Entries from a dataset:
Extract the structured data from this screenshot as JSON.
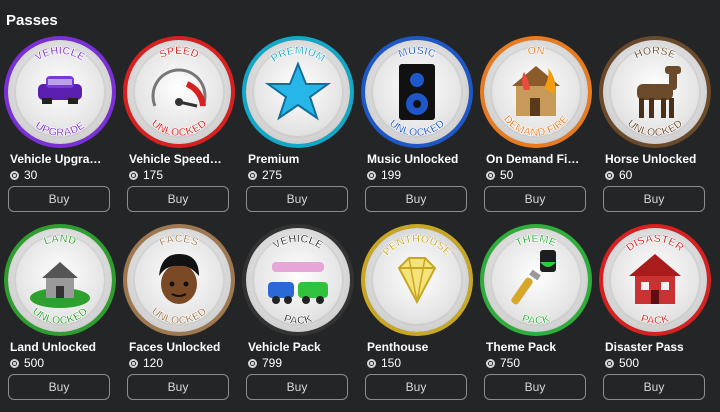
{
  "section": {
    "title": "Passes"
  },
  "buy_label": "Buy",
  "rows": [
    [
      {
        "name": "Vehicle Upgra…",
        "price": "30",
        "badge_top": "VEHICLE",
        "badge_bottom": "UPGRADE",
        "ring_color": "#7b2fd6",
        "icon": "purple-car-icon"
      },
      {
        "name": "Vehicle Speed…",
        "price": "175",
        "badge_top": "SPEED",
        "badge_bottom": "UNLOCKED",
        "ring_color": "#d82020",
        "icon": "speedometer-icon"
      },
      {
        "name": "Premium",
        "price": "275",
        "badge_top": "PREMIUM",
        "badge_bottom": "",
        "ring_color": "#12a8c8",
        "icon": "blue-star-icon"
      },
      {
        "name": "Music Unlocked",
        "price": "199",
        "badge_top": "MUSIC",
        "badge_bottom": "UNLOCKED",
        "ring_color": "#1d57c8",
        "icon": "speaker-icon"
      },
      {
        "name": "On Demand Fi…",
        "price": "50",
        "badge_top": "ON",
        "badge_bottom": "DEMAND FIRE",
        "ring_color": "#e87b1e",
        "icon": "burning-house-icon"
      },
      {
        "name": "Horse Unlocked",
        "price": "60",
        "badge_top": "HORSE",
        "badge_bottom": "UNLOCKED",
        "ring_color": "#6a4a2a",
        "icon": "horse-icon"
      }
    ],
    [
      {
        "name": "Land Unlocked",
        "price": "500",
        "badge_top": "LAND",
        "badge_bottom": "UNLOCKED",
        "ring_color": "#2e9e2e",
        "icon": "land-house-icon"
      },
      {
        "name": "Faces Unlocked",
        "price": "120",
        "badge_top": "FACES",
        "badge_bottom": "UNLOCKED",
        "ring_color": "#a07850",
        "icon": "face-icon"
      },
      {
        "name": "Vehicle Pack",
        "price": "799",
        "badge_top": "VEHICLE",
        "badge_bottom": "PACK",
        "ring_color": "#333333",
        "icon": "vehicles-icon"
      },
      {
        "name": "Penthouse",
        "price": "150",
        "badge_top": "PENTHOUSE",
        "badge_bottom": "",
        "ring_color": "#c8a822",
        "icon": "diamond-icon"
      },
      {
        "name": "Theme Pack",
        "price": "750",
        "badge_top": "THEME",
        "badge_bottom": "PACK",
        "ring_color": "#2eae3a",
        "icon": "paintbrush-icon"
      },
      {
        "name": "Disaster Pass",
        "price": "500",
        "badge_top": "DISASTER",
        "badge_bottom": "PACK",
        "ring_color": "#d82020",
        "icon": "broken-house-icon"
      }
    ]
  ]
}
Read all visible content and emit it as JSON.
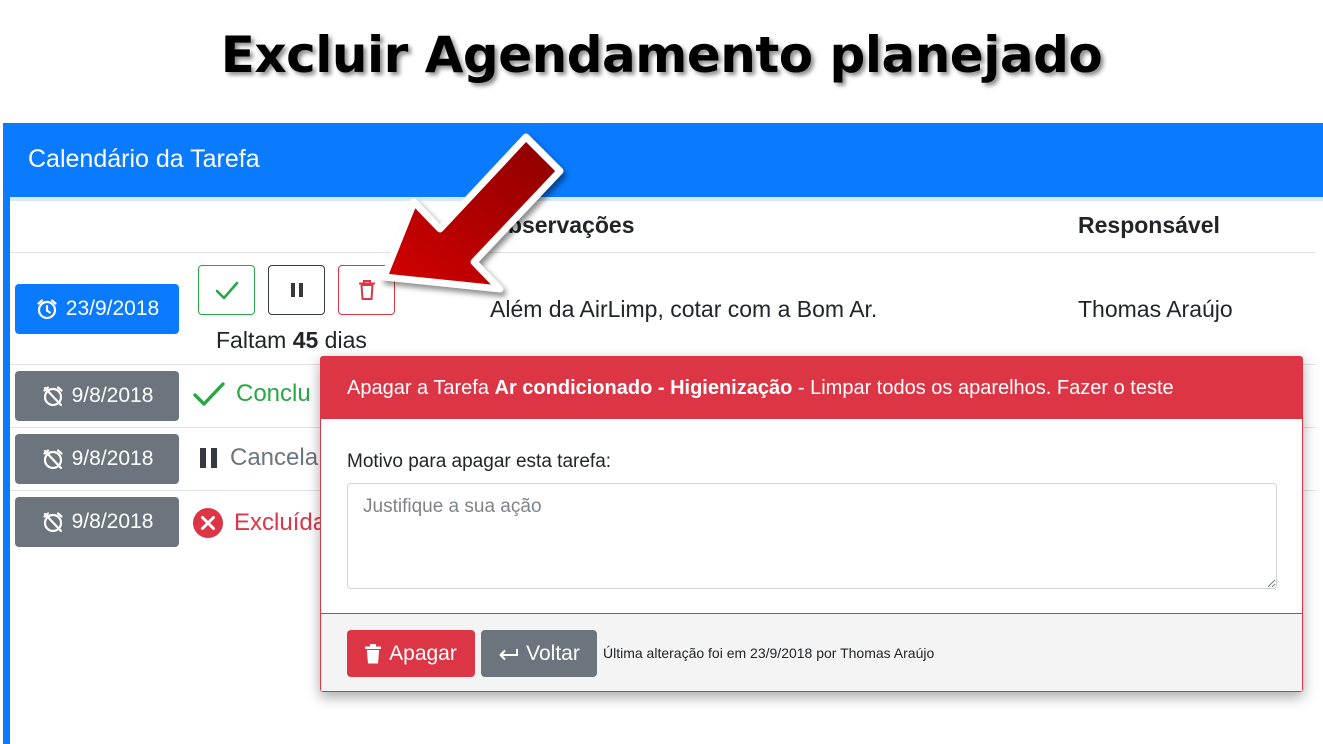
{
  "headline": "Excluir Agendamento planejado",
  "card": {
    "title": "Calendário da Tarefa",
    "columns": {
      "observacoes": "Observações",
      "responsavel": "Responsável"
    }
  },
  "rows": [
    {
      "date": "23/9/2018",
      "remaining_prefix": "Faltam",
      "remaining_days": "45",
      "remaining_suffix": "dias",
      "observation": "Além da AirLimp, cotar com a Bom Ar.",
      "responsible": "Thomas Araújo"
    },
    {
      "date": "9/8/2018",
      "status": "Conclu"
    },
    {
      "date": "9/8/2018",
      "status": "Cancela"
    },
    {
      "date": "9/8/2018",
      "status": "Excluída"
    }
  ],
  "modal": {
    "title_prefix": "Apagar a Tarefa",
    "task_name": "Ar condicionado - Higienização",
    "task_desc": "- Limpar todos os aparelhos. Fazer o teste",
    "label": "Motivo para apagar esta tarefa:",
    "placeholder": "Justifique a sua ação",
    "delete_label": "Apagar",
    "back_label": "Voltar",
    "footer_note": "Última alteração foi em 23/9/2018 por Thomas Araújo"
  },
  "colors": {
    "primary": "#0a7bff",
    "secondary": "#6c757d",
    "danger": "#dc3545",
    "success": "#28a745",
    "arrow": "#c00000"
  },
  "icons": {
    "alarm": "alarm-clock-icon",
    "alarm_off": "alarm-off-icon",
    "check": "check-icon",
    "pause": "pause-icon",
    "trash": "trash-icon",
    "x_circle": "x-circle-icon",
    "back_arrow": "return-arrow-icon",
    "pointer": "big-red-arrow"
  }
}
---
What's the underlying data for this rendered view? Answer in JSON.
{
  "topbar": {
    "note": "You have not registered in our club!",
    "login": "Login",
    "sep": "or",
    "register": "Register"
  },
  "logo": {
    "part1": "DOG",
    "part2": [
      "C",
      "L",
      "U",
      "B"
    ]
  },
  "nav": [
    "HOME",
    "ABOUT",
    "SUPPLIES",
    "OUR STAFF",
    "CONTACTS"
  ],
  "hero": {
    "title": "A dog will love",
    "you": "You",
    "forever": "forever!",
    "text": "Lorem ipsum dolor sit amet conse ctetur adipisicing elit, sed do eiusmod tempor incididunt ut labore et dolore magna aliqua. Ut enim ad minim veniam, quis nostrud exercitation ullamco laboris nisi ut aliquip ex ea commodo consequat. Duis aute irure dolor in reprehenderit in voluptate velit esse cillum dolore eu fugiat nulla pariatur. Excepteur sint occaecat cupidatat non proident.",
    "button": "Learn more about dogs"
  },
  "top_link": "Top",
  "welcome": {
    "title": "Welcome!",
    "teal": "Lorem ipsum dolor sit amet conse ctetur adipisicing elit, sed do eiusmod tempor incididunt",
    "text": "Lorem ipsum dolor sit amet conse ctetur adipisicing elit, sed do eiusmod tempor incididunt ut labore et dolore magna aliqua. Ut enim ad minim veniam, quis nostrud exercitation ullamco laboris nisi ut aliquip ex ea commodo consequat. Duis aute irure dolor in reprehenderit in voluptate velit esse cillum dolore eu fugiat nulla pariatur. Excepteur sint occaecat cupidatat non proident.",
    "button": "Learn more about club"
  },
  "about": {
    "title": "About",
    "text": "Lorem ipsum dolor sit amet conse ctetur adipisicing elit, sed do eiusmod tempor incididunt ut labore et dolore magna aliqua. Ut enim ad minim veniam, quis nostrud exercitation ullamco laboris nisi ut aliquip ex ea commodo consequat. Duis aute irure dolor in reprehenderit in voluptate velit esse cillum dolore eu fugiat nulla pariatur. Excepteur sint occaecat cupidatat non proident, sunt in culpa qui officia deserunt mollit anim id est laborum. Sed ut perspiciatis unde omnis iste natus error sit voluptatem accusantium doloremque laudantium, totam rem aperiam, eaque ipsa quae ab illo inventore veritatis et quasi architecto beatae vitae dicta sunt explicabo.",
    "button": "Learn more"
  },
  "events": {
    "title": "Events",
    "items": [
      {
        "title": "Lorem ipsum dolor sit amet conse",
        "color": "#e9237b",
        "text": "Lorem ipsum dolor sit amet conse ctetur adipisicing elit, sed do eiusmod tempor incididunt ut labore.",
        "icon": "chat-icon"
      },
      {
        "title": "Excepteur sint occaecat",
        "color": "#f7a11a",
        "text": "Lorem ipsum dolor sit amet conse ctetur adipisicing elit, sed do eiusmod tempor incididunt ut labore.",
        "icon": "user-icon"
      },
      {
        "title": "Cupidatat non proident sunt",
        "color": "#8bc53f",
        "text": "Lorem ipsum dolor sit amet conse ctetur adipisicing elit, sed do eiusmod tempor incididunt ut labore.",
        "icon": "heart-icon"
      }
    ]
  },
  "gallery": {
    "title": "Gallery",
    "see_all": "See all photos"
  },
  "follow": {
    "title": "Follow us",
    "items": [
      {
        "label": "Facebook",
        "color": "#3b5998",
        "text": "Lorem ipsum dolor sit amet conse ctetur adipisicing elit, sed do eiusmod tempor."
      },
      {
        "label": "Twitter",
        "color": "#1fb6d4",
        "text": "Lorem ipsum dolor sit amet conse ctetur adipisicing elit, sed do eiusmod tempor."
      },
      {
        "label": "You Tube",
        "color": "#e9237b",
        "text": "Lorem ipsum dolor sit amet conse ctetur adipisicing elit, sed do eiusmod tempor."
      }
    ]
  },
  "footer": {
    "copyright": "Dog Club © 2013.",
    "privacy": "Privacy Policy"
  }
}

### Work to do
Identify every line above with the string "Araújo" in it. Copy those lines.

### Task output
      "responsible": "Thomas Araújo"
    "footer_note": "Última alteração foi em 23/9/2018 por Thomas Araújo"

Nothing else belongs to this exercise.